Figure data in JSON:
______

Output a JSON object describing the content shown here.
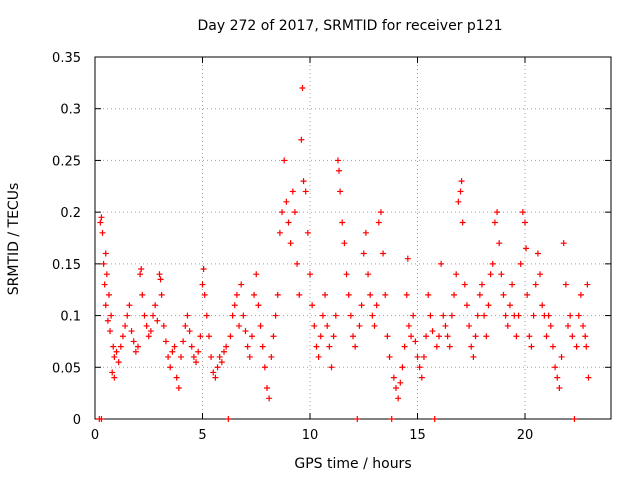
{
  "chart_data": {
    "type": "scatter",
    "title": "Day 272 of 2017, SRMTID for receiver p121",
    "xlabel": "GPS time / hours",
    "ylabel": "SRMTID / TECUs",
    "xlim": [
      0,
      24
    ],
    "ylim": [
      0,
      0.35
    ],
    "xticks": [
      0,
      5,
      10,
      15,
      20
    ],
    "xtick_labels": [
      "0",
      "5",
      "10",
      "15",
      "20"
    ],
    "yticks": [
      0,
      0.05,
      0.1,
      0.15,
      0.2,
      0.25,
      0.3,
      0.35
    ],
    "ytick_labels": [
      "0",
      "0.05",
      "0.1",
      "0.15",
      "0.2",
      "0.25",
      "0.3",
      "0.35"
    ],
    "grid": true,
    "marker": "+",
    "series_color": "#ff0000",
    "series": [
      {
        "name": "SRMTID",
        "points": [
          [
            0.2,
            0.0
          ],
          [
            0.3,
            0.0
          ],
          [
            0.25,
            0.19
          ],
          [
            0.3,
            0.195
          ],
          [
            0.35,
            0.18
          ],
          [
            0.4,
            0.15
          ],
          [
            0.45,
            0.13
          ],
          [
            0.5,
            0.11
          ],
          [
            0.6,
            0.095
          ],
          [
            0.7,
            0.085
          ],
          [
            0.5,
            0.16
          ],
          [
            0.55,
            0.14
          ],
          [
            0.65,
            0.12
          ],
          [
            0.75,
            0.1
          ],
          [
            0.85,
            0.07
          ],
          [
            0.9,
            0.06
          ],
          [
            1.0,
            0.065
          ],
          [
            1.1,
            0.055
          ],
          [
            0.8,
            0.045
          ],
          [
            0.9,
            0.04
          ],
          [
            1.2,
            0.07
          ],
          [
            1.3,
            0.08
          ],
          [
            1.4,
            0.09
          ],
          [
            1.5,
            0.1
          ],
          [
            1.6,
            0.11
          ],
          [
            1.7,
            0.085
          ],
          [
            1.8,
            0.075
          ],
          [
            1.9,
            0.065
          ],
          [
            2.0,
            0.07
          ],
          [
            2.1,
            0.14
          ],
          [
            2.15,
            0.145
          ],
          [
            2.2,
            0.12
          ],
          [
            2.3,
            0.1
          ],
          [
            2.4,
            0.09
          ],
          [
            2.5,
            0.08
          ],
          [
            2.6,
            0.085
          ],
          [
            2.7,
            0.1
          ],
          [
            2.8,
            0.11
          ],
          [
            2.9,
            0.095
          ],
          [
            3.0,
            0.14
          ],
          [
            3.05,
            0.135
          ],
          [
            3.1,
            0.12
          ],
          [
            3.2,
            0.09
          ],
          [
            3.3,
            0.075
          ],
          [
            3.4,
            0.06
          ],
          [
            3.5,
            0.05
          ],
          [
            3.6,
            0.065
          ],
          [
            3.7,
            0.07
          ],
          [
            3.8,
            0.04
          ],
          [
            3.9,
            0.03
          ],
          [
            4.0,
            0.06
          ],
          [
            4.1,
            0.075
          ],
          [
            4.2,
            0.09
          ],
          [
            4.3,
            0.1
          ],
          [
            4.4,
            0.085
          ],
          [
            4.5,
            0.07
          ],
          [
            4.6,
            0.06
          ],
          [
            4.7,
            0.055
          ],
          [
            4.8,
            0.065
          ],
          [
            4.9,
            0.08
          ],
          [
            5.0,
            0.13
          ],
          [
            5.05,
            0.145
          ],
          [
            5.1,
            0.12
          ],
          [
            5.2,
            0.1
          ],
          [
            5.3,
            0.08
          ],
          [
            5.4,
            0.06
          ],
          [
            5.5,
            0.045
          ],
          [
            5.6,
            0.04
          ],
          [
            5.7,
            0.05
          ],
          [
            5.8,
            0.06
          ],
          [
            5.9,
            0.055
          ],
          [
            6.0,
            0.065
          ],
          [
            6.1,
            0.07
          ],
          [
            6.2,
            0.0
          ],
          [
            6.3,
            0.08
          ],
          [
            6.4,
            0.1
          ],
          [
            6.5,
            0.11
          ],
          [
            6.6,
            0.12
          ],
          [
            6.7,
            0.09
          ],
          [
            6.8,
            0.13
          ],
          [
            6.9,
            0.1
          ],
          [
            7.0,
            0.085
          ],
          [
            7.1,
            0.07
          ],
          [
            7.2,
            0.06
          ],
          [
            7.3,
            0.08
          ],
          [
            7.4,
            0.12
          ],
          [
            7.5,
            0.14
          ],
          [
            7.6,
            0.11
          ],
          [
            7.7,
            0.09
          ],
          [
            7.8,
            0.07
          ],
          [
            7.9,
            0.05
          ],
          [
            8.0,
            0.03
          ],
          [
            8.1,
            0.02
          ],
          [
            8.2,
            0.06
          ],
          [
            8.3,
            0.08
          ],
          [
            8.4,
            0.1
          ],
          [
            8.5,
            0.12
          ],
          [
            8.6,
            0.18
          ],
          [
            8.7,
            0.2
          ],
          [
            8.8,
            0.25
          ],
          [
            8.9,
            0.21
          ],
          [
            9.0,
            0.19
          ],
          [
            9.1,
            0.17
          ],
          [
            9.2,
            0.22
          ],
          [
            9.3,
            0.2
          ],
          [
            9.4,
            0.15
          ],
          [
            9.5,
            0.12
          ],
          [
            9.6,
            0.27
          ],
          [
            9.65,
            0.32
          ],
          [
            9.7,
            0.23
          ],
          [
            9.8,
            0.22
          ],
          [
            9.9,
            0.18
          ],
          [
            10.0,
            0.14
          ],
          [
            10.1,
            0.11
          ],
          [
            10.2,
            0.09
          ],
          [
            10.3,
            0.07
          ],
          [
            10.4,
            0.06
          ],
          [
            10.5,
            0.08
          ],
          [
            10.6,
            0.1
          ],
          [
            10.7,
            0.12
          ],
          [
            10.8,
            0.09
          ],
          [
            10.9,
            0.07
          ],
          [
            11.0,
            0.05
          ],
          [
            11.1,
            0.08
          ],
          [
            11.2,
            0.1
          ],
          [
            11.3,
            0.25
          ],
          [
            11.35,
            0.24
          ],
          [
            11.4,
            0.22
          ],
          [
            11.5,
            0.19
          ],
          [
            11.6,
            0.17
          ],
          [
            11.7,
            0.14
          ],
          [
            11.8,
            0.12
          ],
          [
            11.9,
            0.1
          ],
          [
            12.0,
            0.08
          ],
          [
            12.1,
            0.07
          ],
          [
            12.2,
            0.0
          ],
          [
            12.3,
            0.09
          ],
          [
            12.4,
            0.11
          ],
          [
            12.5,
            0.16
          ],
          [
            12.6,
            0.18
          ],
          [
            12.7,
            0.14
          ],
          [
            12.8,
            0.12
          ],
          [
            12.9,
            0.1
          ],
          [
            13.0,
            0.09
          ],
          [
            13.1,
            0.11
          ],
          [
            13.2,
            0.19
          ],
          [
            13.3,
            0.2
          ],
          [
            13.4,
            0.16
          ],
          [
            13.5,
            0.12
          ],
          [
            13.6,
            0.08
          ],
          [
            13.7,
            0.06
          ],
          [
            13.8,
            0.0
          ],
          [
            13.9,
            0.04
          ],
          [
            14.0,
            0.03
          ],
          [
            14.1,
            0.02
          ],
          [
            14.2,
            0.035
          ],
          [
            14.3,
            0.05
          ],
          [
            14.4,
            0.07
          ],
          [
            14.5,
            0.12
          ],
          [
            14.55,
            0.155
          ],
          [
            14.6,
            0.09
          ],
          [
            14.7,
            0.08
          ],
          [
            14.8,
            0.1
          ],
          [
            14.9,
            0.075
          ],
          [
            15.0,
            0.06
          ],
          [
            15.1,
            0.05
          ],
          [
            15.2,
            0.04
          ],
          [
            15.3,
            0.06
          ],
          [
            15.4,
            0.08
          ],
          [
            15.5,
            0.12
          ],
          [
            15.6,
            0.1
          ],
          [
            15.7,
            0.085
          ],
          [
            15.8,
            0.0
          ],
          [
            15.9,
            0.07
          ],
          [
            16.0,
            0.08
          ],
          [
            16.1,
            0.15
          ],
          [
            16.2,
            0.1
          ],
          [
            16.3,
            0.09
          ],
          [
            16.4,
            0.08
          ],
          [
            16.5,
            0.07
          ],
          [
            16.6,
            0.1
          ],
          [
            16.7,
            0.12
          ],
          [
            16.8,
            0.14
          ],
          [
            16.9,
            0.21
          ],
          [
            17.0,
            0.22
          ],
          [
            17.05,
            0.23
          ],
          [
            17.1,
            0.19
          ],
          [
            17.2,
            0.13
          ],
          [
            17.3,
            0.11
          ],
          [
            17.4,
            0.09
          ],
          [
            17.5,
            0.07
          ],
          [
            17.6,
            0.06
          ],
          [
            17.7,
            0.08
          ],
          [
            17.8,
            0.1
          ],
          [
            17.9,
            0.12
          ],
          [
            18.0,
            0.13
          ],
          [
            18.1,
            0.1
          ],
          [
            18.2,
            0.08
          ],
          [
            18.3,
            0.11
          ],
          [
            18.4,
            0.14
          ],
          [
            18.5,
            0.15
          ],
          [
            18.6,
            0.19
          ],
          [
            18.7,
            0.2
          ],
          [
            18.8,
            0.17
          ],
          [
            18.9,
            0.14
          ],
          [
            19.0,
            0.12
          ],
          [
            19.1,
            0.1
          ],
          [
            19.2,
            0.09
          ],
          [
            19.3,
            0.11
          ],
          [
            19.4,
            0.13
          ],
          [
            19.5,
            0.1
          ],
          [
            19.6,
            0.08
          ],
          [
            19.7,
            0.1
          ],
          [
            19.8,
            0.15
          ],
          [
            19.9,
            0.2
          ],
          [
            20.0,
            0.19
          ],
          [
            20.05,
            0.165
          ],
          [
            20.1,
            0.12
          ],
          [
            20.2,
            0.08
          ],
          [
            20.3,
            0.07
          ],
          [
            20.4,
            0.1
          ],
          [
            20.5,
            0.13
          ],
          [
            20.6,
            0.16
          ],
          [
            20.7,
            0.14
          ],
          [
            20.8,
            0.11
          ],
          [
            20.9,
            0.1
          ],
          [
            21.0,
            0.08
          ],
          [
            21.1,
            0.1
          ],
          [
            21.2,
            0.09
          ],
          [
            21.3,
            0.07
          ],
          [
            21.4,
            0.05
          ],
          [
            21.5,
            0.04
          ],
          [
            21.6,
            0.03
          ],
          [
            21.7,
            0.06
          ],
          [
            21.8,
            0.17
          ],
          [
            21.9,
            0.13
          ],
          [
            22.0,
            0.09
          ],
          [
            22.1,
            0.1
          ],
          [
            22.2,
            0.08
          ],
          [
            22.3,
            0.0
          ],
          [
            22.4,
            0.07
          ],
          [
            22.5,
            0.1
          ],
          [
            22.6,
            0.12
          ],
          [
            22.7,
            0.09
          ],
          [
            22.8,
            0.08
          ],
          [
            22.85,
            0.07
          ],
          [
            22.9,
            0.13
          ],
          [
            22.95,
            0.04
          ]
        ]
      }
    ]
  }
}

______

Directions: Go through the data and count each line that has the word "SRMTID", then give the total alone.

Solution for this exercise: 3